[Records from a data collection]

----------

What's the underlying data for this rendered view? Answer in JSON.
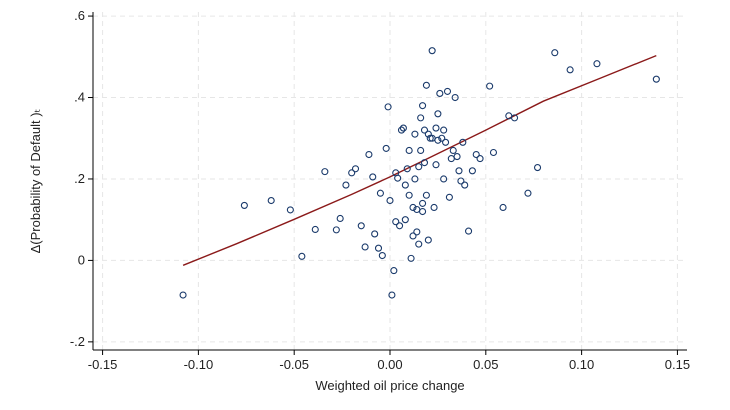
{
  "chart_data": {
    "type": "scatter",
    "title": "",
    "xlabel": "Weighted oil price change",
    "ylabel": "Δ(Probability of Default )ₜ",
    "xlim": [
      -0.155,
      0.155
    ],
    "ylim": [
      -0.22,
      0.61
    ],
    "x_ticks": [
      -0.15,
      -0.1,
      -0.05,
      0.0,
      0.05,
      0.1,
      0.15
    ],
    "x_tick_labels": [
      "-0.15",
      "-0.10",
      "-0.05",
      "0.00",
      "0.05",
      "0.10",
      "0.15"
    ],
    "y_ticks": [
      -0.2,
      0,
      0.2,
      0.4,
      0.6
    ],
    "y_tick_labels": [
      "-.2",
      "0",
      ".2",
      ".4",
      ".6"
    ],
    "grid": true,
    "colors": {
      "marker": "#1a3a6b",
      "fit_line": "#8b1a1a",
      "grid": "#e6e6e6",
      "axis": "#000000"
    },
    "points": [
      [
        -0.108,
        -0.085
      ],
      [
        -0.076,
        0.135
      ],
      [
        -0.062,
        0.147
      ],
      [
        -0.052,
        0.124
      ],
      [
        -0.046,
        0.01
      ],
      [
        -0.039,
        0.076
      ],
      [
        -0.034,
        0.218
      ],
      [
        -0.028,
        0.075
      ],
      [
        -0.026,
        0.103
      ],
      [
        -0.023,
        0.185
      ],
      [
        -0.02,
        0.215
      ],
      [
        -0.018,
        0.225
      ],
      [
        -0.015,
        0.085
      ],
      [
        -0.013,
        0.033
      ],
      [
        -0.011,
        0.26
      ],
      [
        -0.009,
        0.205
      ],
      [
        -0.008,
        0.065
      ],
      [
        -0.006,
        0.03
      ],
      [
        -0.005,
        0.165
      ],
      [
        -0.004,
        0.012
      ],
      [
        -0.002,
        0.275
      ],
      [
        -0.001,
        0.377
      ],
      [
        0.0,
        0.147
      ],
      [
        0.001,
        -0.085
      ],
      [
        0.002,
        -0.025
      ],
      [
        0.003,
        0.215
      ],
      [
        0.003,
        0.095
      ],
      [
        0.004,
        0.202
      ],
      [
        0.005,
        0.085
      ],
      [
        0.006,
        0.32
      ],
      [
        0.007,
        0.325
      ],
      [
        0.008,
        0.185
      ],
      [
        0.008,
        0.1
      ],
      [
        0.009,
        0.225
      ],
      [
        0.01,
        0.27
      ],
      [
        0.01,
        0.16
      ],
      [
        0.011,
        0.005
      ],
      [
        0.012,
        0.13
      ],
      [
        0.012,
        0.06
      ],
      [
        0.013,
        0.31
      ],
      [
        0.013,
        0.2
      ],
      [
        0.014,
        0.125
      ],
      [
        0.014,
        0.07
      ],
      [
        0.015,
        0.04
      ],
      [
        0.015,
        0.23
      ],
      [
        0.016,
        0.27
      ],
      [
        0.016,
        0.35
      ],
      [
        0.017,
        0.38
      ],
      [
        0.017,
        0.14
      ],
      [
        0.017,
        0.12
      ],
      [
        0.018,
        0.32
      ],
      [
        0.018,
        0.24
      ],
      [
        0.019,
        0.43
      ],
      [
        0.019,
        0.16
      ],
      [
        0.02,
        0.31
      ],
      [
        0.02,
        0.05
      ],
      [
        0.021,
        0.3
      ],
      [
        0.022,
        0.515
      ],
      [
        0.022,
        0.3
      ],
      [
        0.023,
        0.13
      ],
      [
        0.024,
        0.325
      ],
      [
        0.024,
        0.235
      ],
      [
        0.025,
        0.36
      ],
      [
        0.025,
        0.295
      ],
      [
        0.026,
        0.41
      ],
      [
        0.027,
        0.3
      ],
      [
        0.028,
        0.32
      ],
      [
        0.028,
        0.2
      ],
      [
        0.029,
        0.29
      ],
      [
        0.03,
        0.415
      ],
      [
        0.031,
        0.155
      ],
      [
        0.032,
        0.25
      ],
      [
        0.033,
        0.27
      ],
      [
        0.034,
        0.4
      ],
      [
        0.035,
        0.255
      ],
      [
        0.036,
        0.22
      ],
      [
        0.037,
        0.195
      ],
      [
        0.038,
        0.29
      ],
      [
        0.039,
        0.185
      ],
      [
        0.041,
        0.072
      ],
      [
        0.043,
        0.22
      ],
      [
        0.045,
        0.26
      ],
      [
        0.047,
        0.25
      ],
      [
        0.052,
        0.428
      ],
      [
        0.054,
        0.265
      ],
      [
        0.059,
        0.13
      ],
      [
        0.062,
        0.355
      ],
      [
        0.065,
        0.35
      ],
      [
        0.072,
        0.165
      ],
      [
        0.077,
        0.228
      ],
      [
        0.086,
        0.51
      ],
      [
        0.094,
        0.468
      ],
      [
        0.108,
        0.483
      ],
      [
        0.139,
        0.445
      ]
    ],
    "fit_line": [
      [
        -0.108,
        -0.012
      ],
      [
        -0.08,
        0.041
      ],
      [
        -0.05,
        0.101
      ],
      [
        -0.02,
        0.162
      ],
      [
        0.0,
        0.205
      ],
      [
        0.02,
        0.251
      ],
      [
        0.05,
        0.32
      ],
      [
        0.08,
        0.391
      ],
      [
        0.11,
        0.448
      ],
      [
        0.139,
        0.503
      ]
    ]
  }
}
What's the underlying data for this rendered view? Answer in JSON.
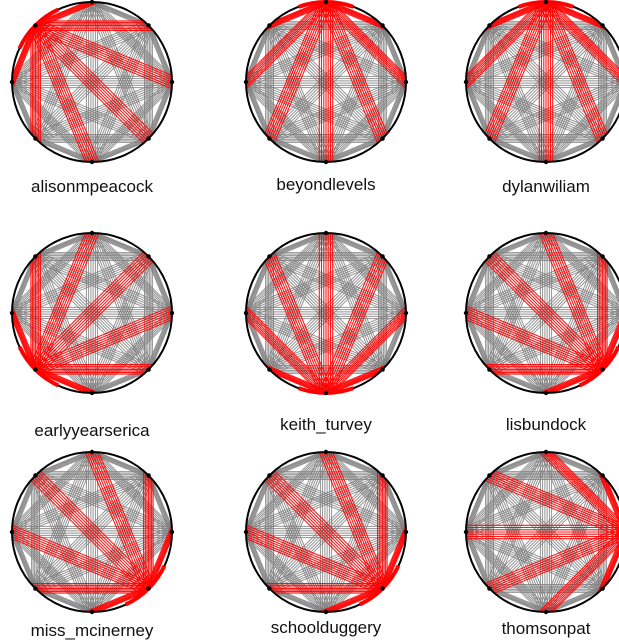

----------

**INSTRUCTIONS FOR THE TASK:** Leave out the pictures and copy every record above exactly.

**ANSWER BELOW:**
What's the underlying data for this rendered view? Answer in JSON.
{
  "chart_data": {
    "type": "scatter",
    "title": "",
    "xlabel": "Weighted oil price change",
    "ylabel": "Δ(Probability of Default )ₜ",
    "xlim": [
      -0.155,
      0.155
    ],
    "ylim": [
      -0.22,
      0.61
    ],
    "x_ticks": [
      -0.15,
      -0.1,
      -0.05,
      0.0,
      0.05,
      0.1,
      0.15
    ],
    "x_tick_labels": [
      "-0.15",
      "-0.10",
      "-0.05",
      "0.00",
      "0.05",
      "0.10",
      "0.15"
    ],
    "y_ticks": [
      -0.2,
      0,
      0.2,
      0.4,
      0.6
    ],
    "y_tick_labels": [
      "-.2",
      "0",
      ".2",
      ".4",
      ".6"
    ],
    "grid": true,
    "colors": {
      "marker": "#1a3a6b",
      "fit_line": "#8b1a1a",
      "grid": "#e6e6e6",
      "axis": "#000000"
    },
    "points": [
      [
        -0.108,
        -0.085
      ],
      [
        -0.076,
        0.135
      ],
      [
        -0.062,
        0.147
      ],
      [
        -0.052,
        0.124
      ],
      [
        -0.046,
        0.01
      ],
      [
        -0.039,
        0.076
      ],
      [
        -0.034,
        0.218
      ],
      [
        -0.028,
        0.075
      ],
      [
        -0.026,
        0.103
      ],
      [
        -0.023,
        0.185
      ],
      [
        -0.02,
        0.215
      ],
      [
        -0.018,
        0.225
      ],
      [
        -0.015,
        0.085
      ],
      [
        -0.013,
        0.033
      ],
      [
        -0.011,
        0.26
      ],
      [
        -0.009,
        0.205
      ],
      [
        -0.008,
        0.065
      ],
      [
        -0.006,
        0.03
      ],
      [
        -0.005,
        0.165
      ],
      [
        -0.004,
        0.012
      ],
      [
        -0.002,
        0.275
      ],
      [
        -0.001,
        0.377
      ],
      [
        0.0,
        0.147
      ],
      [
        0.001,
        -0.085
      ],
      [
        0.002,
        -0.025
      ],
      [
        0.003,
        0.215
      ],
      [
        0.003,
        0.095
      ],
      [
        0.004,
        0.202
      ],
      [
        0.005,
        0.085
      ],
      [
        0.006,
        0.32
      ],
      [
        0.007,
        0.325
      ],
      [
        0.008,
        0.185
      ],
      [
        0.008,
        0.1
      ],
      [
        0.009,
        0.225
      ],
      [
        0.01,
        0.27
      ],
      [
        0.01,
        0.16
      ],
      [
        0.011,
        0.005
      ],
      [
        0.012,
        0.13
      ],
      [
        0.012,
        0.06
      ],
      [
        0.013,
        0.31
      ],
      [
        0.013,
        0.2
      ],
      [
        0.014,
        0.125
      ],
      [
        0.014,
        0.07
      ],
      [
        0.015,
        0.04
      ],
      [
        0.015,
        0.23
      ],
      [
        0.016,
        0.27
      ],
      [
        0.016,
        0.35
      ],
      [
        0.017,
        0.38
      ],
      [
        0.017,
        0.14
      ],
      [
        0.017,
        0.12
      ],
      [
        0.018,
        0.32
      ],
      [
        0.018,
        0.24
      ],
      [
        0.019,
        0.43
      ],
      [
        0.019,
        0.16
      ],
      [
        0.02,
        0.31
      ],
      [
        0.02,
        0.05
      ],
      [
        0.021,
        0.3
      ],
      [
        0.022,
        0.515
      ],
      [
        0.022,
        0.3
      ],
      [
        0.023,
        0.13
      ],
      [
        0.024,
        0.325
      ],
      [
        0.024,
        0.235
      ],
      [
        0.025,
        0.36
      ],
      [
        0.025,
        0.295
      ],
      [
        0.026,
        0.41
      ],
      [
        0.027,
        0.3
      ],
      [
        0.028,
        0.32
      ],
      [
        0.028,
        0.2
      ],
      [
        0.029,
        0.29
      ],
      [
        0.03,
        0.415
      ],
      [
        0.031,
        0.155
      ],
      [
        0.032,
        0.25
      ],
      [
        0.033,
        0.27
      ],
      [
        0.034,
        0.4
      ],
      [
        0.035,
        0.255
      ],
      [
        0.036,
        0.22
      ],
      [
        0.037,
        0.195
      ],
      [
        0.038,
        0.29
      ],
      [
        0.039,
        0.185
      ],
      [
        0.041,
        0.072
      ],
      [
        0.043,
        0.22
      ],
      [
        0.045,
        0.26
      ],
      [
        0.047,
        0.25
      ],
      [
        0.052,
        0.428
      ],
      [
        0.054,
        0.265
      ],
      [
        0.059,
        0.13
      ],
      [
        0.062,
        0.355
      ],
      [
        0.065,
        0.35
      ],
      [
        0.072,
        0.165
      ],
      [
        0.077,
        0.228
      ],
      [
        0.086,
        0.51
      ],
      [
        0.094,
        0.468
      ],
      [
        0.108,
        0.483
      ],
      [
        0.139,
        0.445
      ]
    ],
    "fit_line": [
      [
        -0.108,
        -0.012
      ],
      [
        -0.08,
        0.041
      ],
      [
        -0.05,
        0.101
      ],
      [
        -0.02,
        0.162
      ],
      [
        0.0,
        0.205
      ],
      [
        0.02,
        0.251
      ],
      [
        0.05,
        0.32
      ],
      [
        0.08,
        0.391
      ],
      [
        0.11,
        0.448
      ],
      [
        0.139,
        0.503
      ]
    ]
  }
}
What's the underlying data for this rendered view? Answer in JSON.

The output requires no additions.